(Dataset items)

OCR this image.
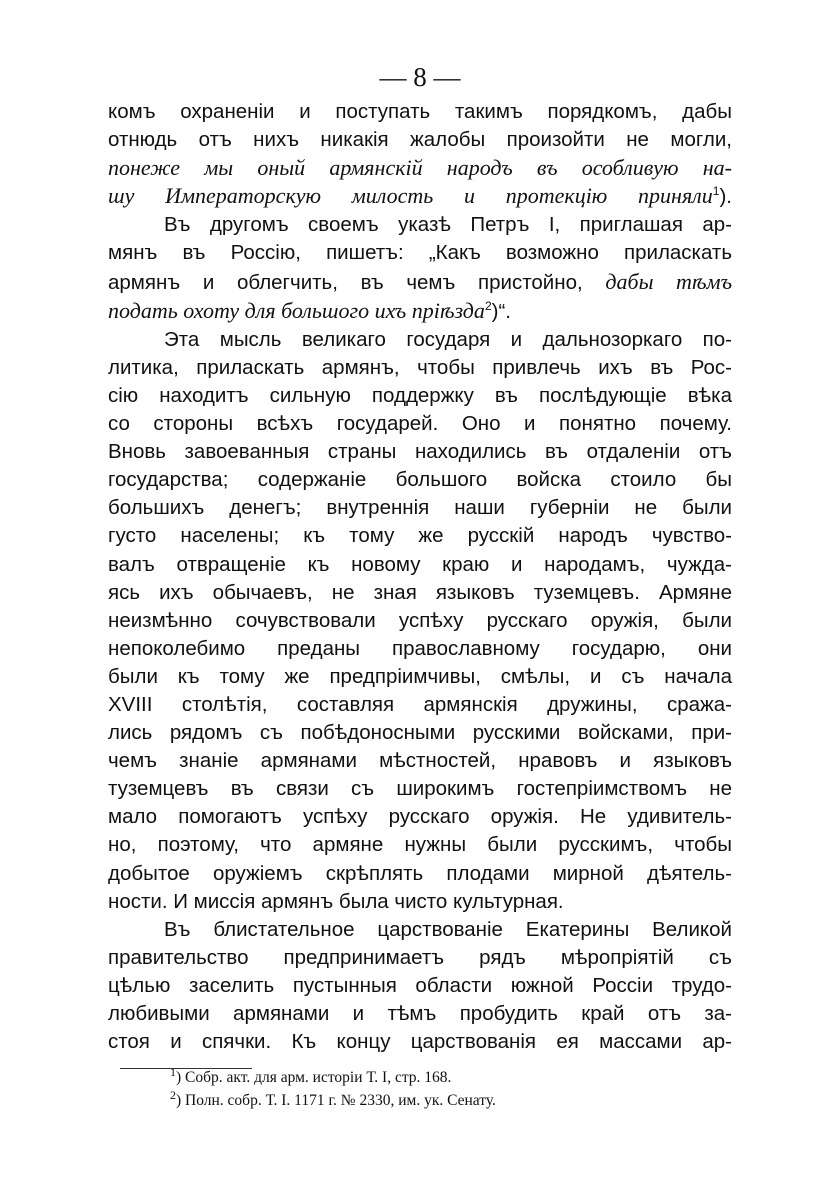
— 8 —

комъ охраненіи и поступать такимъ порядкомъ, дабы
отнюдь отъ нихъ никакія жалобы произойти не могли,
понеже мы оный армянскій народъ въ особливую на-
шу Императорскую милость и протекцію приняли$^1$).

Въ другомъ своемъ указѣ Петръ I, приглашая ар-
мянъ въ Россію, пишетъ: „Какъ возможно приласкать
армянъ и облегчить, въ чемъ пристойно, дабы тѣмъ
подать охоту для большого ихъ пріѣзда$^2$)“.

Эта мысль великаго государя и дальнозоркаго по-
литика, приласкать армянъ, чтобы привлечь ихъ въ Рос-
сію находитъ сильную поддержку въ послѣдующіе вѣка
со стороны всѣхъ государей. Оно и понятно почему.
Вновь завоеванныя страны находились въ отдаленіи отъ
государства; содержаніе большого войска стоило бы
большихъ денегъ; внутреннія наши губерніи не были
густо населены; къ тому же русскій народъ чувство-
валъ отвращеніе къ новому краю и народамъ, чужда-
ясь ихъ обычаевъ, не зная языковъ туземцевъ. Армяне
неизмѣнно сочувствовали успѣху русскаго оружія, были
непоколебимо преданы православному государю, они
были къ тому же предпріимчивы, смѣлы, и съ начала
XVIII столѣтія, составляя армянскія дружины, сража-
лись рядомъ съ побѣдоносными русскими войсками, при-
чемъ знаніе армянами мѣстностей, нравовъ и языковъ
туземцевъ въ связи съ широкимъ гостепріимствомъ не
мало помогаютъ успѣху русскаго оружія. Не удивитель-
но, поэтому, что армяне нужны были русскимъ, чтобы
добытое оружіемъ скрѣплять плодами мирной дѣятель-
ности. И миссія армянъ была чисто культурная.

Въ блистательное царствованіе Екатерины Великой
правительство предпринимаетъ рядъ мѣропріятій съ
цѣлью заселить пустынныя области южной Россіи трудо-
любивыми армянами и тѣмъ пробудить край отъ за-
стоя и спячки. Къ концу царствованія ея массами ар-

$^1$) Собр. акт. для арм. исторіи Т. I, стр. 168.
$^2$) Полн. собр. Т. I. 1171 г. № 2330, им. ук. Сенату.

*Given request*. Copy out all the data without changing anything, and drop the pictures.

*Answer for the task*.
OCR this image.
— 8 —

комъ охраненіи и поступать такимъ порядкомъ, дабы
отнюдь отъ нихъ никакія жалобы произойти не могли,
понеже мы оный армянскій народъ въ особливую на-
шу Императорскую милость и протекцію приняли$^1$).

Въ другомъ своемъ указѣ Петръ I, приглашая ар-
мянъ въ Россію, пишетъ: „Какъ возможно приласкать
армянъ и облегчить, въ чемъ пристойно, дабы тѣмъ
подать охоту для большого ихъ пріѣзда$^2$)“.

Эта мысль великаго государя и дальнозоркаго по-
литика, приласкать армянъ, чтобы привлечь ихъ въ Рос-
сію находитъ сильную поддержку въ послѣдующіе вѣка
со стороны всѣхъ государей. Оно и понятно почему.
Вновь завоеванныя страны находились въ отдаленіи отъ
государства; содержаніе большого войска стоило бы
большихъ денегъ; внутреннія наши губерніи не были
густо населены; къ тому же русскій народъ чувство-
валъ отвращеніе къ новому краю и народамъ, чужда-
ясь ихъ обычаевъ, не зная языковъ туземцевъ. Армяне
неизмѣнно сочувствовали успѣху русскаго оружія, были
непоколебимо преданы православному государю, они
были къ тому же предпріимчивы, смѣлы, и съ начала
XVIII столѣтія, составляя армянскія дружины, сража-
лись рядомъ съ побѣдоносными русскими войсками, при-
чемъ знаніе армянами мѣстностей, нравовъ и языковъ
туземцевъ въ связи съ широкимъ гостепріимствомъ не
мало помогаютъ успѣху русскаго оружія. Не удивитель-
но, поэтому, что армяне нужны были русскимъ, чтобы
добытое оружіемъ скрѣплять плодами мирной дѣятель-
ности. И миссія армянъ была чисто культурная.

Въ блистательное царствованіе Екатерины Великой
правительство предпринимаетъ рядъ мѣропріятій съ
цѣлью заселить пустынныя области южной Россіи трудо-
любивыми армянами и тѣмъ пробудить край отъ за-
стоя и спячки. Къ концу царствованія ея массами ар-

$^1$) Собр. акт. для арм. исторіи Т. I, стр. 168.
$^2$) Полн. собр. Т. I. 1171 г. № 2330, им. ук. Сенату.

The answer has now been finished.